Element and region data
────

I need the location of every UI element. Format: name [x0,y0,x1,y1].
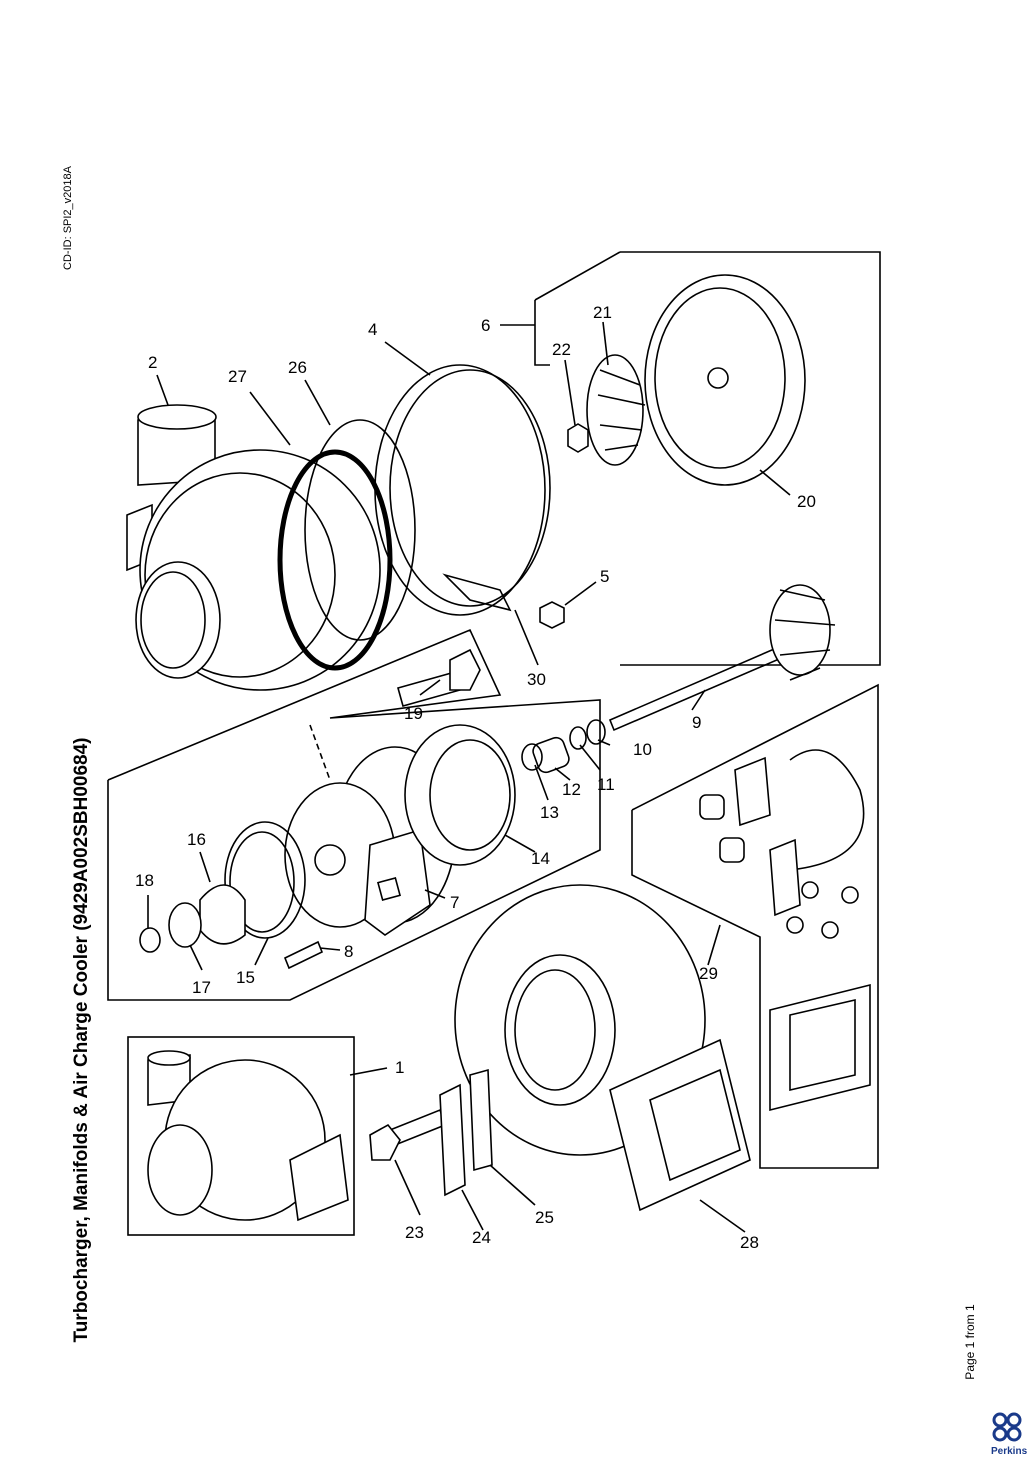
callout-29: 29 [699,964,718,983]
turbine-group-outline [620,251,881,666]
callout-4: 4 [368,320,377,339]
leader-lines [147,251,791,1233]
callout-12: 12 [562,780,581,799]
callout-23: 23 [405,1223,424,1242]
complete-turbocharger-box [127,1036,355,1236]
callout-16: 16 [187,830,206,849]
perkins-logo-icon [992,1412,1022,1442]
seal-15 [224,821,306,939]
circlip-11 [569,726,587,750]
callout-17: 17 [192,978,211,997]
callout-15: 15 [236,968,255,987]
callout-25: 25 [535,1208,554,1227]
callout-14: 14 [531,849,550,868]
callout-22: 22 [552,340,571,359]
lock-plate-24 [439,1083,466,1197]
callout-2: 2 [148,353,157,372]
callout-24: 24 [472,1228,491,1247]
thrust-collar-17 [168,902,202,948]
callout-28: 28 [740,1233,759,1252]
callout-labels: 1 2 4 5 6 7 8 9 10 11 12 13 14 15 16 17 … [135,303,816,1252]
turbine-shaft [608,584,836,732]
nut-5 [539,601,565,629]
nut-22 [567,423,589,453]
callout-10: 10 [633,740,652,759]
ring-14 [404,724,516,866]
callout-27: 27 [228,367,247,386]
gasket-group-outline [631,683,879,1169]
callout-13: 13 [540,803,559,822]
perkins-logo-text: Perkins [991,1446,1028,1457]
callout-21: 21 [593,303,612,322]
callout-8: 8 [344,942,353,961]
callout-26: 26 [288,358,307,377]
callout-7: 7 [450,893,459,912]
pin-8 [283,940,324,970]
callout-19: 19 [404,704,423,723]
callout-9: 9 [692,713,701,732]
bearing-group-outline [107,628,601,1001]
ring-26 [304,419,416,641]
callout-20: 20 [797,492,816,511]
compressor-wheel-21 [586,354,646,466]
compressor-housing [126,404,381,691]
ring-10 [586,719,606,745]
callout-18: 18 [135,871,154,890]
callout-6: 6 [481,316,490,335]
snap-ring-kit [789,749,865,871]
v-band-clamp [374,364,546,616]
complete-turbocharger-illustration [147,1050,349,1222]
plate-16 [199,884,246,945]
back-plate-20 [644,274,806,486]
callout-30: 30 [527,670,546,689]
turbine-housing-28 [454,884,751,1212]
circlip-13 [521,743,543,771]
callout-1: 1 [395,1058,404,1077]
clamp-plate-25 [469,1068,493,1172]
callout-11: 11 [597,775,615,794]
callout-5: 5 [600,567,609,586]
circlip-18 [139,927,161,953]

────

### Problem statement
Starting with the row that has "callout-29: 29 [699,964,718,983]" and going on through the row that has "callout-15: 15 [236,968,255,987]", write those rows out again with "perkins-logo-icon" swapped for "brand-logo-icon", changing nothing else.

### Exercise response
callout-29: 29 [699,964,718,983]
turbine-group-outline [620,251,881,666]
callout-4: 4 [368,320,377,339]
leader-lines [147,251,791,1233]
callout-12: 12 [562,780,581,799]
callout-23: 23 [405,1223,424,1242]
complete-turbocharger-box [127,1036,355,1236]
callout-16: 16 [187,830,206,849]
brand-logo-icon [992,1412,1022,1442]
seal-15 [224,821,306,939]
circlip-11 [569,726,587,750]
callout-17: 17 [192,978,211,997]
callout-15: 15 [236,968,255,987]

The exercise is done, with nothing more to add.